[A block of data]
# # # #

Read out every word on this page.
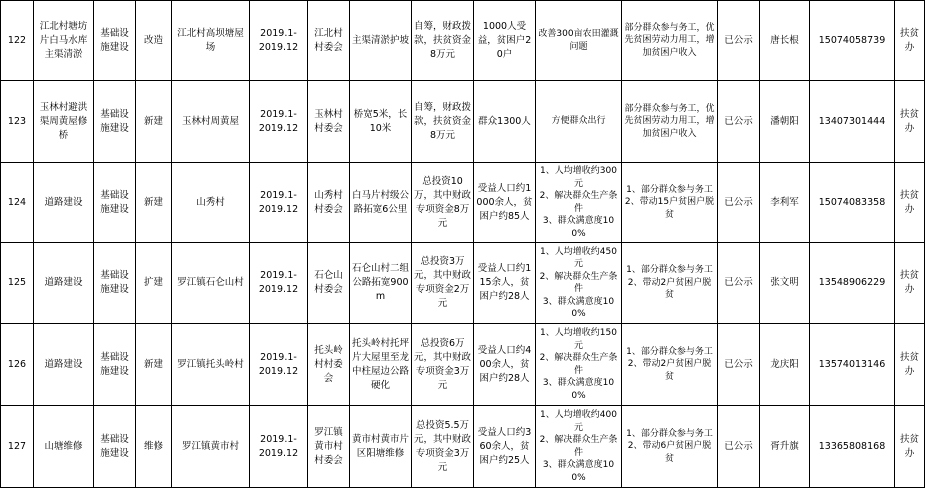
122	江北村塘坊片白马水库主渠清淤	基础设施建设	改造	江北村高坝塘屋场	2019.1-
2019.12	江北村村委会	主渠清淤护坡	自筹，财政拨款，扶贫资金8万元	1000人受益，贫困户20户	改善300亩农田灌溉问题	部分群众参与务工，优先贫困劳动力用工，增加贫困户收入	已公示	唐长根	15074058739	扶贫办
123	玉林村避洪渠周黄屋修桥	基础设施建设	新建	玉林村周黄屋	2019.1-
2019.12	玉林村村委会	桥宽5米，长10米	自筹，财政拨款，扶贫资金8万元	群众1300人	方便群众出行	部分群众参与务工，优先贫困劳动力用工，增加贫困户收入	已公示	潘朝阳	13407301444	扶贫办
124	道路建设	基础设施建设	新建	山秀村	2019.1-
2019.12	山秀村村委会	白马片村级公路拓宽6公里	总投资10万，其中财政专项资金8万元	受益人口约1000余人，贫困户约85人	1、人均增收约300元
2、解决群众生产条件
3、群众满意度100%	1、部分群众参与务工
2、带动15户贫困户脱贫	已公示	李利军	15074083358	扶贫办
125	道路建设	基础设施建设	扩建	罗江镇石仑山村	2019.1-
2019.12	石仑山村委会	石仑山村二组公路拓宽900m	总投资3万元，其中财政专项资金2万元	受益人口约115余人，贫困户约28人	1、人均增收约450元
2、解决群众生产条件
3、群众满意度100%	1、部分群众参与务工
2、带动2户贫困户脱贫	已公示	张文明	13548906229	扶贫办
126	道路建设	基础设施建设	新建	罗江镇托头岭村	2019.1-
2019.12	托头岭村村委会	托头岭村托坪片大屋里至龙中柱屋边公路硬化	总投资6万元，其中财政专项资金3万元	受益人口约400余人，贫困户约28人	1、人均增收约150元
2、解决群众生产条件
3、群众满意度100%	1、部分群众参与务工
2、带动2户贫困户脱贫	已公示	龙庆阳	13574013146	扶贫办
127	山塘维修	基础设施建设	维修	罗江镇黄市村	2019.1-
2019.12	罗江镇黄市村村委会	黄市村黄市片区阳塘维修	总投资5.5万元，其中财政专项资金3万元	受益人口约360余人，贫困户约25人	1、人均增收约400元
2、解决群众生产条件
3、群众满意度100%	1、部分群众参与务工
2、带动6户贫困户脱贫	已公示	胥升旗	13365808168	扶贫办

# # # #

• [TASK TO CARRY OUT]
Pictures are not part of the copy; reproduce everything else in the records exactly.

• [ANSWER TO THIS EXERCISE]
Read out every word on this page.
122	江北村塘坊片白马水库主渠清淤	基础设施建设	改造	江北村高坝塘屋场	2019.1-
2019.12	江北村村委会	主渠清淤护坡	自筹，财政拨款，扶贫资金8万元	1000人受益，贫困户20户	改善300亩农田灌溉问题	部分群众参与务工，优先贫困劳动力用工，增加贫困户收入	已公示	唐长根	15074058739	扶贫办
123	玉林村避洪渠周黄屋修桥	基础设施建设	新建	玉林村周黄屋	2019.1-
2019.12	玉林村村委会	桥宽5米，长10米	自筹，财政拨款，扶贫资金8万元	群众1300人	方便群众出行	部分群众参与务工，优先贫困劳动力用工，增加贫困户收入	已公示	潘朝阳	13407301444	扶贫办
124	道路建设	基础设施建设	新建	山秀村	2019.1-
2019.12	山秀村村委会	白马片村级公路拓宽6公里	总投资10万，其中财政专项资金8万元	受益人口约1000余人，贫困户约85人	1、人均增收约300元
2、解决群众生产条件
3、群众满意度100%	1、部分群众参与务工
2、带动15户贫困户脱贫	已公示	李利军	15074083358	扶贫办
125	道路建设	基础设施建设	扩建	罗江镇石仑山村	2019.1-
2019.12	石仑山村委会	石仑山村二组公路拓宽900m	总投资3万元，其中财政专项资金2万元	受益人口约115余人，贫困户约28人	1、人均增收约450元
2、解决群众生产条件
3、群众满意度100%	1、部分群众参与务工
2、带动2户贫困户脱贫	已公示	张文明	13548906229	扶贫办
126	道路建设	基础设施建设	新建	罗江镇托头岭村	2019.1-
2019.12	托头岭村村委会	托头岭村托坪片大屋里至龙中柱屋边公路硬化	总投资6万元，其中财政专项资金3万元	受益人口约400余人，贫困户约28人	1、人均增收约150元
2、解决群众生产条件
3、群众满意度100%	1、部分群众参与务工
2、带动2户贫困户脱贫	已公示	龙庆阳	13574013146	扶贫办
127	山塘维修	基础设施建设	维修	罗江镇黄市村	2019.1-
2019.12	罗江镇黄市村村委会	黄市村黄市片区阳塘维修	总投资5.5万元，其中财政专项资金3万元	受益人口约360余人，贫困户约25人	1、人均增收约400元
2、解决群众生产条件
3、群众满意度100%	1、部分群众参与务工
2、带动6户贫困户脱贫	已公示	胥升旗	13365808168	扶贫办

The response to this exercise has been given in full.